_YOUR OBJECTIVE:_
Print the entire listing. Each line must match the original exactly.

-- START --

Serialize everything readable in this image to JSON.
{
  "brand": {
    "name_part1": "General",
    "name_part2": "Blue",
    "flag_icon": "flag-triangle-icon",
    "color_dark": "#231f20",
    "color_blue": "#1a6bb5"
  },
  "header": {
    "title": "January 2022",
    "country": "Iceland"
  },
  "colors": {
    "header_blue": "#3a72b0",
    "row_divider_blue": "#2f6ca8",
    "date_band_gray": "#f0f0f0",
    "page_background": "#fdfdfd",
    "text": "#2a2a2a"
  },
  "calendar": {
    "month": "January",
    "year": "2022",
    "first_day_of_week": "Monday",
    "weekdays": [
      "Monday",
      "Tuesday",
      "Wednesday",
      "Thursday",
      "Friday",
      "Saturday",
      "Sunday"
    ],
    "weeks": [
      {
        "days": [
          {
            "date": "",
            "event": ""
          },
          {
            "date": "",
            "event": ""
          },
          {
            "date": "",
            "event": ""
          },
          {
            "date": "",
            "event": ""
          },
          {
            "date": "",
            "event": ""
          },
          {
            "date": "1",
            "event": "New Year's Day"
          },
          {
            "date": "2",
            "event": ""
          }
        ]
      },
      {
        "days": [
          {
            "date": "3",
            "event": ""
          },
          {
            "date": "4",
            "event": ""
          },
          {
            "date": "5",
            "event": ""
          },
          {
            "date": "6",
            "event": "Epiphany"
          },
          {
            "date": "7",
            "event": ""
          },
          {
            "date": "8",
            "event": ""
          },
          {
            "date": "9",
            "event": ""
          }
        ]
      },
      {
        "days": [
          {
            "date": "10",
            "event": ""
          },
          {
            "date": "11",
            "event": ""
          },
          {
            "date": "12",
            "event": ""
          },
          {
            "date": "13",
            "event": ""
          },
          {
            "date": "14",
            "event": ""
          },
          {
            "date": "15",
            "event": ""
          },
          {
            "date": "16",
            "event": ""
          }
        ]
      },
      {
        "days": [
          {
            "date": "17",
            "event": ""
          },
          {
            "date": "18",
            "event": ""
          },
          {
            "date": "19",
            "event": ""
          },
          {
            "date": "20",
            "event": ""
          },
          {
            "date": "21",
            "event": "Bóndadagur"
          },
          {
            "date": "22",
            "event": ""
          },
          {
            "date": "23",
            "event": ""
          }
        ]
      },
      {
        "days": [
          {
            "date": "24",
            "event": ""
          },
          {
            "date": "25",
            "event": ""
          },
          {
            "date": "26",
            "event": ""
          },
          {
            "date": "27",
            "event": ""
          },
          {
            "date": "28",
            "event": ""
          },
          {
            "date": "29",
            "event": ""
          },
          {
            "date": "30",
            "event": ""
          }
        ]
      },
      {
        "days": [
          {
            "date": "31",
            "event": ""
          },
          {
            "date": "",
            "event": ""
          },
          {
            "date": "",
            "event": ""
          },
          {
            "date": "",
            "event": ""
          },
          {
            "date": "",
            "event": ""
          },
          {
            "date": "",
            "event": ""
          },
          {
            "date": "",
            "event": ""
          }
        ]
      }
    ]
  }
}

-- END --

_SOLUTION TO THIS EXERCISE:_
Serialize everything readable in this image to JSON.
{
  "brand": {
    "name_part1": "General",
    "name_part2": "Blue",
    "flag_icon": "flag-triangle-icon",
    "color_dark": "#231f20",
    "color_blue": "#1a6bb5"
  },
  "header": {
    "title": "January 2022",
    "country": "Iceland"
  },
  "colors": {
    "header_blue": "#3a72b0",
    "row_divider_blue": "#2f6ca8",
    "date_band_gray": "#f0f0f0",
    "page_background": "#fdfdfd",
    "text": "#2a2a2a"
  },
  "calendar": {
    "month": "January",
    "year": "2022",
    "first_day_of_week": "Monday",
    "weekdays": [
      "Monday",
      "Tuesday",
      "Wednesday",
      "Thursday",
      "Friday",
      "Saturday",
      "Sunday"
    ],
    "weeks": [
      {
        "days": [
          {
            "date": "",
            "event": ""
          },
          {
            "date": "",
            "event": ""
          },
          {
            "date": "",
            "event": ""
          },
          {
            "date": "",
            "event": ""
          },
          {
            "date": "",
            "event": ""
          },
          {
            "date": "1",
            "event": "New Year's Day"
          },
          {
            "date": "2",
            "event": ""
          }
        ]
      },
      {
        "days": [
          {
            "date": "3",
            "event": ""
          },
          {
            "date": "4",
            "event": ""
          },
          {
            "date": "5",
            "event": ""
          },
          {
            "date": "6",
            "event": "Epiphany"
          },
          {
            "date": "7",
            "event": ""
          },
          {
            "date": "8",
            "event": ""
          },
          {
            "date": "9",
            "event": ""
          }
        ]
      },
      {
        "days": [
          {
            "date": "10",
            "event": ""
          },
          {
            "date": "11",
            "event": ""
          },
          {
            "date": "12",
            "event": ""
          },
          {
            "date": "13",
            "event": ""
          },
          {
            "date": "14",
            "event": ""
          },
          {
            "date": "15",
            "event": ""
          },
          {
            "date": "16",
            "event": ""
          }
        ]
      },
      {
        "days": [
          {
            "date": "17",
            "event": ""
          },
          {
            "date": "18",
            "event": ""
          },
          {
            "date": "19",
            "event": ""
          },
          {
            "date": "20",
            "event": ""
          },
          {
            "date": "21",
            "event": "Bóndadagur"
          },
          {
            "date": "22",
            "event": ""
          },
          {
            "date": "23",
            "event": ""
          }
        ]
      },
      {
        "days": [
          {
            "date": "24",
            "event": ""
          },
          {
            "date": "25",
            "event": ""
          },
          {
            "date": "26",
            "event": ""
          },
          {
            "date": "27",
            "event": ""
          },
          {
            "date": "28",
            "event": ""
          },
          {
            "date": "29",
            "event": ""
          },
          {
            "date": "30",
            "event": ""
          }
        ]
      },
      {
        "days": [
          {
            "date": "31",
            "event": ""
          },
          {
            "date": "",
            "event": ""
          },
          {
            "date": "",
            "event": ""
          },
          {
            "date": "",
            "event": ""
          },
          {
            "date": "",
            "event": ""
          },
          {
            "date": "",
            "event": ""
          },
          {
            "date": "",
            "event": ""
          }
        ]
      }
    ]
  }
}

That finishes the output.